DIRECTIVE »
Determine how many lines in the entries below include "incidents". The reply should be that number and nothing else.

INPUT DATA »
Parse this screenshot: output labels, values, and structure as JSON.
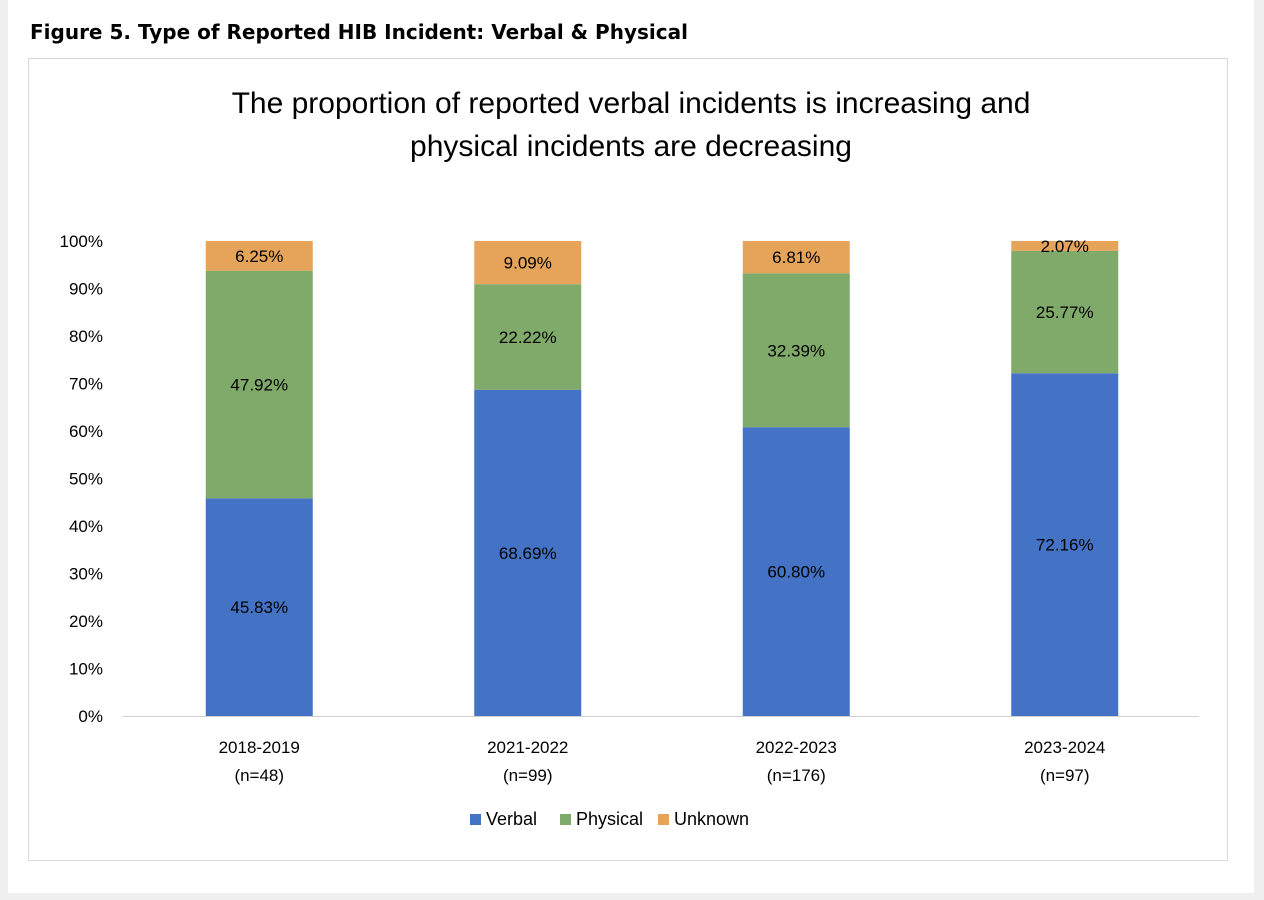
{
  "figure_caption": "Figure 5. Type of Reported HIB Incident: Verbal & Physical",
  "chart_data": {
    "type": "bar",
    "stacked": true,
    "title": [
      "The proportion of reported verbal incidents is increasing and",
      "physical incidents are decreasing"
    ],
    "categories": [
      [
        "2018-2019",
        "(n=48)"
      ],
      [
        "2021-2022",
        "(n=99)"
      ],
      [
        "2022-2023",
        "(n=176)"
      ],
      [
        "2023-2024",
        "(n=97)"
      ]
    ],
    "series": [
      {
        "name": "Verbal",
        "color": "#4472c4",
        "values": [
          45.83,
          68.69,
          60.8,
          72.16
        ],
        "labels": [
          "45.83%",
          "68.69%",
          "60.80%",
          "72.16%"
        ]
      },
      {
        "name": "Physical",
        "color": "#7faa6a",
        "values": [
          47.92,
          22.22,
          32.39,
          25.77
        ],
        "labels": [
          "47.92%",
          "22.22%",
          "32.39%",
          "25.77%"
        ]
      },
      {
        "name": "Unknown",
        "color": "#e5a45a",
        "values": [
          6.25,
          9.09,
          6.81,
          2.07
        ],
        "labels": [
          "6.25%",
          "9.09%",
          "6.81%",
          "2.07%"
        ]
      }
    ],
    "ylim": [
      0,
      100
    ],
    "yticks": [
      0,
      10,
      20,
      30,
      40,
      50,
      60,
      70,
      80,
      90,
      100
    ],
    "ytick_labels": [
      "0%",
      "10%",
      "20%",
      "30%",
      "40%",
      "50%",
      "60%",
      "70%",
      "80%",
      "90%",
      "100%"
    ],
    "grid": false,
    "legend_position": "bottom"
  }
}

THE RESPONSE »
2